%%

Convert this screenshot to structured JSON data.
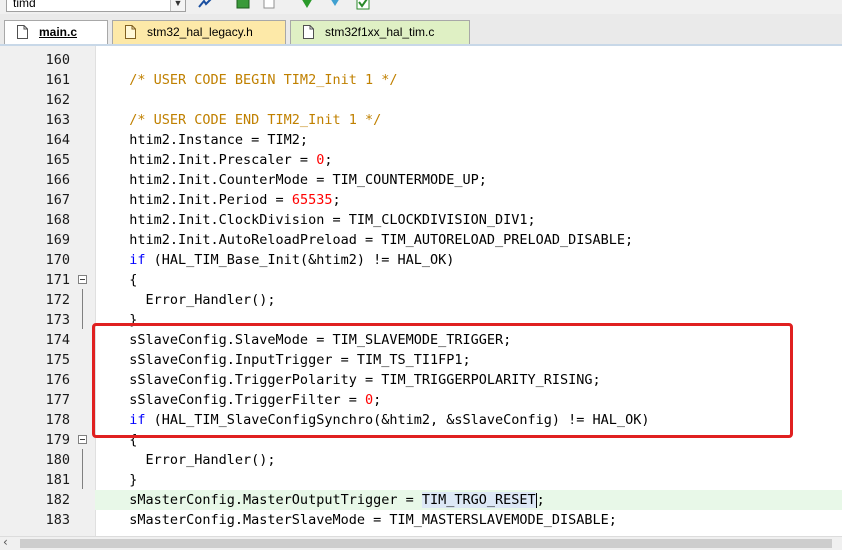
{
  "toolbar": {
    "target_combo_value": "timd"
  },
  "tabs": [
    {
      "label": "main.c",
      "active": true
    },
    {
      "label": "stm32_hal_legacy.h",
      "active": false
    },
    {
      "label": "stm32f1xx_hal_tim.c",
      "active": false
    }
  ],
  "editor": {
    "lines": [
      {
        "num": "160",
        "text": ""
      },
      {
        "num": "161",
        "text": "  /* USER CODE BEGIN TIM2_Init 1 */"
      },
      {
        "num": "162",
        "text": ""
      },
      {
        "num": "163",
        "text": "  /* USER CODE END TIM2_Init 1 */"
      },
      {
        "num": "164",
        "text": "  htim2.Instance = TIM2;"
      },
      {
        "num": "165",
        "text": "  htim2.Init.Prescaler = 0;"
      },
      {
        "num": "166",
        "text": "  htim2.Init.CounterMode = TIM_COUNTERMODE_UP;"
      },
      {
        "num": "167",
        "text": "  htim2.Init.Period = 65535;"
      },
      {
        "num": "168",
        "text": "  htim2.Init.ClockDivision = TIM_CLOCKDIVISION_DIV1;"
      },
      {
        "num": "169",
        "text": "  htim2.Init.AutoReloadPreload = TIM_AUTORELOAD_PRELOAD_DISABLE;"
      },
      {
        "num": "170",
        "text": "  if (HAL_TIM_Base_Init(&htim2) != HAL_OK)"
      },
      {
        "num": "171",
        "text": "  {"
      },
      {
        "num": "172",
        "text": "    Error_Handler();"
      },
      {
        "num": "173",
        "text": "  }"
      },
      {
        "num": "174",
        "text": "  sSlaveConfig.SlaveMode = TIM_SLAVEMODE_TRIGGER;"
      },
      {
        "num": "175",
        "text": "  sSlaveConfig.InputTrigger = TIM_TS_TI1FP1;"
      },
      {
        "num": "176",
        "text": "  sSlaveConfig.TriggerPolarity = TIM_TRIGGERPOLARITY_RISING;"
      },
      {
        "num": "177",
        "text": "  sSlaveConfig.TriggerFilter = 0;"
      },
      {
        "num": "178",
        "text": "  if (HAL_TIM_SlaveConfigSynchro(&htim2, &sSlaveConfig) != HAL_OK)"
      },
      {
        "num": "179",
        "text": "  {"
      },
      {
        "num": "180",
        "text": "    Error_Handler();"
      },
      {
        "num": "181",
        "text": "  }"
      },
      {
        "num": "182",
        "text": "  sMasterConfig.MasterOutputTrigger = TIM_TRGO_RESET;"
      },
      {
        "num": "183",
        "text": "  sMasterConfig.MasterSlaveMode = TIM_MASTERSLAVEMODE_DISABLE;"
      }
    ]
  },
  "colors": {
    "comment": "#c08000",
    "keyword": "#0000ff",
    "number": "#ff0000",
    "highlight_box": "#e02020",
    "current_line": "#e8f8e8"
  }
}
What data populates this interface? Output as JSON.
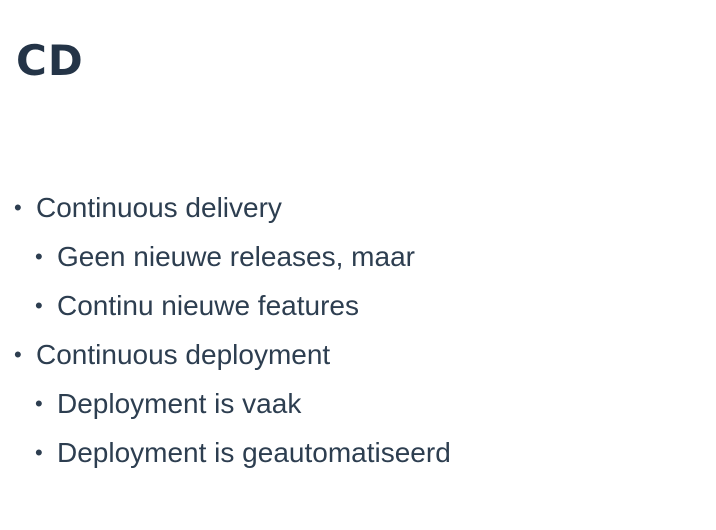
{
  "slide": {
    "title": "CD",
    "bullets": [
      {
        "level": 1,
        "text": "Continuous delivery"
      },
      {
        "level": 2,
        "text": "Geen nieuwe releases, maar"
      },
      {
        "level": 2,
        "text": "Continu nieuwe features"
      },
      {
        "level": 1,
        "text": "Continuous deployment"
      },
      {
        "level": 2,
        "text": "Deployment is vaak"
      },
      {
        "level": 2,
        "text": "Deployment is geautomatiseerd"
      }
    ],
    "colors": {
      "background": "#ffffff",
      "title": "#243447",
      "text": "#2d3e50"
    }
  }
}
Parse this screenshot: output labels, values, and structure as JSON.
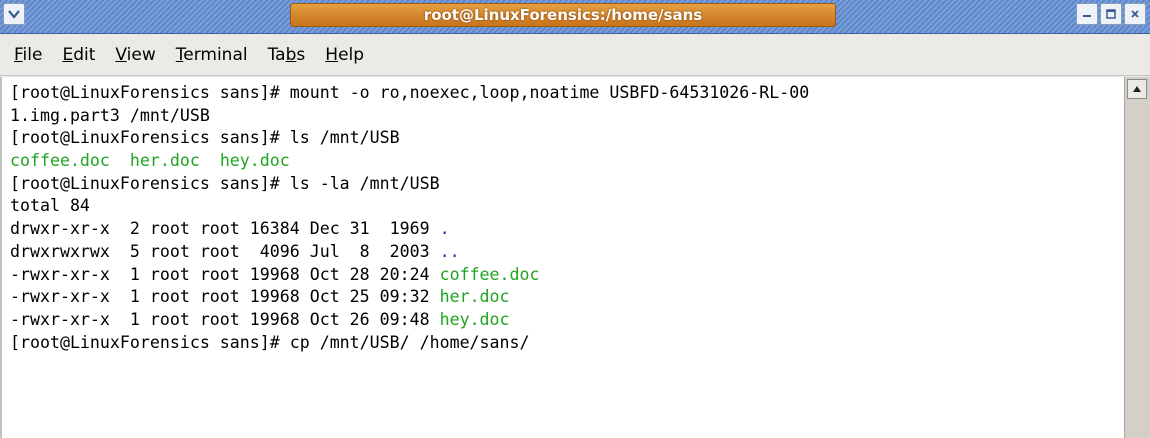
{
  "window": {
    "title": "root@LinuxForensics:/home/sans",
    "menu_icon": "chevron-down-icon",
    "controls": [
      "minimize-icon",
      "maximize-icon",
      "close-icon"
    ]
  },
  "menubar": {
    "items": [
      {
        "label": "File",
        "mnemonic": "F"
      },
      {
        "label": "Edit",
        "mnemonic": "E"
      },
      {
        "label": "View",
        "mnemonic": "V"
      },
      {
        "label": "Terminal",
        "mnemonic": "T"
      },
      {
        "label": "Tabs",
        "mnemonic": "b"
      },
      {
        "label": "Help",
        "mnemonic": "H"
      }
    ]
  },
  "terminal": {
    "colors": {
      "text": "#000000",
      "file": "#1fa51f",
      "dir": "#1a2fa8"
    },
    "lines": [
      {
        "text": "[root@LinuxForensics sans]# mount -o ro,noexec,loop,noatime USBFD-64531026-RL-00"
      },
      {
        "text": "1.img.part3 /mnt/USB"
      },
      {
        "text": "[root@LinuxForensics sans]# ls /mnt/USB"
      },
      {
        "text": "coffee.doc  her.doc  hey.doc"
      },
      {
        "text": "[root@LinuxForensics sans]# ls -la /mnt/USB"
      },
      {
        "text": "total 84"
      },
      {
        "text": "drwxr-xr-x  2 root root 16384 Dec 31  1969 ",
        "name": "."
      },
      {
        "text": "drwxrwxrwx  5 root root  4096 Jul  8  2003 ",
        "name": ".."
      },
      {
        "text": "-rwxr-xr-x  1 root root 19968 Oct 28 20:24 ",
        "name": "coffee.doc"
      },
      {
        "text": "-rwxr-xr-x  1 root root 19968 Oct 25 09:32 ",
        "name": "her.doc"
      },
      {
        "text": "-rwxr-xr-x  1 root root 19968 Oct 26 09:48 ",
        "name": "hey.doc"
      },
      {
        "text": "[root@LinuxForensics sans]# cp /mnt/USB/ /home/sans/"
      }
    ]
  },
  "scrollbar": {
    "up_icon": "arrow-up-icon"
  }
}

%%

Extract, from the material above, each line holding the word "icon".

# [Expected answer]
    "menu_icon": "chevron-down-icon",
      "minimize-icon",
      "maximize-icon",
      "close-icon"
    "up_icon": "arrow-up-icon"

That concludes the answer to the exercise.